[Source data]
···
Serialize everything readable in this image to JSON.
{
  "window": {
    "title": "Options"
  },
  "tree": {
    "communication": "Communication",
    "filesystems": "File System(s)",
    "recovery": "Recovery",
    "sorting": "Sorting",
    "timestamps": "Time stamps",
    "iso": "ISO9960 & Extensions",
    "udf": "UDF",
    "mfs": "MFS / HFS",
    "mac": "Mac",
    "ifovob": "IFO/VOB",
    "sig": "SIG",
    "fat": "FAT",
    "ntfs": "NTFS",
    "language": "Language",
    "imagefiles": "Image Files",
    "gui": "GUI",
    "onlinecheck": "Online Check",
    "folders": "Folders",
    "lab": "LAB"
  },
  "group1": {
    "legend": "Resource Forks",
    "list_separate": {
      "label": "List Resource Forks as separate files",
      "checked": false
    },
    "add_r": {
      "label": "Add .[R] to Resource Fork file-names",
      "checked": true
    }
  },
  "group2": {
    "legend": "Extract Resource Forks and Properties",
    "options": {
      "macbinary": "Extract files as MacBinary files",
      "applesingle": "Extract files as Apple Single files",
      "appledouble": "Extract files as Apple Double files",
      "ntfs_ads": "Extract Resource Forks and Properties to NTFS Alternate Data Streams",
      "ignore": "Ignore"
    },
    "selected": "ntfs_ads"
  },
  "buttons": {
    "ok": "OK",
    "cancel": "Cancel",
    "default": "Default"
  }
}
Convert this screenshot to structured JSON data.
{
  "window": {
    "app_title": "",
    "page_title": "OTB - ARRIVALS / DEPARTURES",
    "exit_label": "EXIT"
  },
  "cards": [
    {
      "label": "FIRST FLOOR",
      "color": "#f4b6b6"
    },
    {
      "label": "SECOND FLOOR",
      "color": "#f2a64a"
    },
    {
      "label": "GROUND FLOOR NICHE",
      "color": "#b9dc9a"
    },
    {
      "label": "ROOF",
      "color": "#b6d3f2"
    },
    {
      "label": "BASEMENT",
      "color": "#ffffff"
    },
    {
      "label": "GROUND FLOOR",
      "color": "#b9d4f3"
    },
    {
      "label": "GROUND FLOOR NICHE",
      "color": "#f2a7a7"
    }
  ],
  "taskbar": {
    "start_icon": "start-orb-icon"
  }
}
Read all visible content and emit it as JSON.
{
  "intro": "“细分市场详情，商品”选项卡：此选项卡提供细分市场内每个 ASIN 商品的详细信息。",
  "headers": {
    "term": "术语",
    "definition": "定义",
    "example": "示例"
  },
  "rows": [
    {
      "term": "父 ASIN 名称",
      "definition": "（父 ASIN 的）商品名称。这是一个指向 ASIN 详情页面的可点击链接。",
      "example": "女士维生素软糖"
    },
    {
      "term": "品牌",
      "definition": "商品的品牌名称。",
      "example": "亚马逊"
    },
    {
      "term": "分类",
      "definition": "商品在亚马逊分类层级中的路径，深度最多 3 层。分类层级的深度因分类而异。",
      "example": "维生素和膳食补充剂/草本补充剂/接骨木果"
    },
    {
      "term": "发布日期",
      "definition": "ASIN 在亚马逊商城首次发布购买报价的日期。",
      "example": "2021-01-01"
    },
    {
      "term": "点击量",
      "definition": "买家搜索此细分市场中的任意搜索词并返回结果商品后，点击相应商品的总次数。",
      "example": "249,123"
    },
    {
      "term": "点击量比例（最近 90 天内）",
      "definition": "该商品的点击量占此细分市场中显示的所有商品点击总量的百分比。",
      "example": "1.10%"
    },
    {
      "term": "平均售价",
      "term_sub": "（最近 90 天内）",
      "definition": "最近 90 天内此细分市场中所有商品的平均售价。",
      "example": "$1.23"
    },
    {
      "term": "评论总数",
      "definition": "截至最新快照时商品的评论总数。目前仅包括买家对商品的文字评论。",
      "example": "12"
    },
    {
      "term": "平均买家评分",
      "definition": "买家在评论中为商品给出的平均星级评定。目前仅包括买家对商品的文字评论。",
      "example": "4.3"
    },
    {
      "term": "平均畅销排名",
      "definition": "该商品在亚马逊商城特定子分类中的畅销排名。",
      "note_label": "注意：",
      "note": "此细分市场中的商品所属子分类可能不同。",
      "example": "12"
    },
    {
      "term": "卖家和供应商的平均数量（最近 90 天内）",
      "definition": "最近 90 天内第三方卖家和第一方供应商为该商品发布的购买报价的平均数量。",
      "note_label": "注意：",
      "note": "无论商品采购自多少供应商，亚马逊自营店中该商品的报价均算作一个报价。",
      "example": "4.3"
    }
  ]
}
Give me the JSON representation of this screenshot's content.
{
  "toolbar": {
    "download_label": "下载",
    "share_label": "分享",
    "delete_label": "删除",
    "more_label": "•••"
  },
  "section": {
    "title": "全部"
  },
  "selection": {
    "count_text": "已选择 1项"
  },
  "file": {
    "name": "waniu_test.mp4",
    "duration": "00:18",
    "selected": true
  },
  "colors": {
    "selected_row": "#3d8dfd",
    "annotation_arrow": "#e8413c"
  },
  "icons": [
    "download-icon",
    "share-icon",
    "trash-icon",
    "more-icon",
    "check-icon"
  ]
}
···
What you will do:
Please set down all the data word for word.

Correct output:
Serialize everything readable in this image to JSON.
{
  "window": {
    "title": "Options"
  },
  "tree": {
    "communication": "Communication",
    "filesystems": "File System(s)",
    "recovery": "Recovery",
    "sorting": "Sorting",
    "timestamps": "Time stamps",
    "iso": "ISO9960 & Extensions",
    "udf": "UDF",
    "mfs": "MFS / HFS",
    "mac": "Mac",
    "ifovob": "IFO/VOB",
    "sig": "SIG",
    "fat": "FAT",
    "ntfs": "NTFS",
    "language": "Language",
    "imagefiles": "Image Files",
    "gui": "GUI",
    "onlinecheck": "Online Check",
    "folders": "Folders",
    "lab": "LAB"
  },
  "group1": {
    "legend": "Resource Forks",
    "list_separate": {
      "label": "List Resource Forks as separate files",
      "checked": false
    },
    "add_r": {
      "label": "Add .[R] to Resource Fork file-names",
      "checked": true
    }
  },
  "group2": {
    "legend": "Extract Resource Forks and Properties",
    "options": {
      "macbinary": "Extract files as MacBinary files",
      "applesingle": "Extract files as Apple Single files",
      "appledouble": "Extract files as Apple Double files",
      "ntfs_ads": "Extract Resource Forks and Properties to NTFS Alternate Data Streams",
      "ignore": "Ignore"
    },
    "selected": "ntfs_ads"
  },
  "buttons": {
    "ok": "OK",
    "cancel": "Cancel",
    "default": "Default"
  }
}
Convert this screenshot to structured JSON data.
{
  "window": {
    "app_title": "",
    "page_title": "OTB - ARRIVALS / DEPARTURES",
    "exit_label": "EXIT"
  },
  "cards": [
    {
      "label": "FIRST FLOOR",
      "color": "#f4b6b6"
    },
    {
      "label": "SECOND FLOOR",
      "color": "#f2a64a"
    },
    {
      "label": "GROUND FLOOR NICHE",
      "color": "#b9dc9a"
    },
    {
      "label": "ROOF",
      "color": "#b6d3f2"
    },
    {
      "label": "BASEMENT",
      "color": "#ffffff"
    },
    {
      "label": "GROUND FLOOR",
      "color": "#b9d4f3"
    },
    {
      "label": "GROUND FLOOR NICHE",
      "color": "#f2a7a7"
    }
  ],
  "taskbar": {
    "start_icon": "start-orb-icon"
  }
}
Read all visible content and emit it as JSON.
{
  "intro": "“细分市场详情，商品”选项卡：此选项卡提供细分市场内每个 ASIN 商品的详细信息。",
  "headers": {
    "term": "术语",
    "definition": "定义",
    "example": "示例"
  },
  "rows": [
    {
      "term": "父 ASIN 名称",
      "definition": "（父 ASIN 的）商品名称。这是一个指向 ASIN 详情页面的可点击链接。",
      "example": "女士维生素软糖"
    },
    {
      "term": "品牌",
      "definition": "商品的品牌名称。",
      "example": "亚马逊"
    },
    {
      "term": "分类",
      "definition": "商品在亚马逊分类层级中的路径，深度最多 3 层。分类层级的深度因分类而异。",
      "example": "维生素和膳食补充剂/草本补充剂/接骨木果"
    },
    {
      "term": "发布日期",
      "definition": "ASIN 在亚马逊商城首次发布购买报价的日期。",
      "example": "2021-01-01"
    },
    {
      "term": "点击量",
      "definition": "买家搜索此细分市场中的任意搜索词并返回结果商品后，点击相应商品的总次数。",
      "example": "249,123"
    },
    {
      "term": "点击量比例（最近 90 天内）",
      "definition": "该商品的点击量占此细分市场中显示的所有商品点击总量的百分比。",
      "example": "1.10%"
    },
    {
      "term": "平均售价",
      "term_sub": "（最近 90 天内）",
      "definition": "最近 90 天内此细分市场中所有商品的平均售价。",
      "example": "$1.23"
    },
    {
      "term": "评论总数",
      "definition": "截至最新快照时商品的评论总数。目前仅包括买家对商品的文字评论。",
      "example": "12"
    },
    {
      "term": "平均买家评分",
      "definition": "买家在评论中为商品给出的平均星级评定。目前仅包括买家对商品的文字评论。",
      "example": "4.3"
    },
    {
      "term": "平均畅销排名",
      "definition": "该商品在亚马逊商城特定子分类中的畅销排名。",
      "note_label": "注意：",
      "note": "此细分市场中的商品所属子分类可能不同。",
      "example": "12"
    },
    {
      "term": "卖家和供应商的平均数量（最近 90 天内）",
      "definition": "最近 90 天内第三方卖家和第一方供应商为该商品发布的购买报价的平均数量。",
      "note_label": "注意：",
      "note": "无论商品采购自多少供应商，亚马逊自营店中该商品的报价均算作一个报价。",
      "example": "4.3"
    }
  ]
}
Give me the JSON representation of this screenshot's content.
{
  "toolbar": {
    "download_label": "下载",
    "share_label": "分享",
    "delete_label": "删除",
    "more_label": "•••"
  },
  "section": {
    "title": "全部"
  },
  "selection": {
    "count_text": "已选择 1项"
  },
  "file": {
    "name": "waniu_test.mp4",
    "duration": "00:18",
    "selected": true
  },
  "colors": {
    "selected_row": "#3d8dfd",
    "annotation_arrow": "#e8413c"
  },
  "icons": [
    "download-icon",
    "share-icon",
    "trash-icon",
    "more-icon",
    "check-icon"
  ]
}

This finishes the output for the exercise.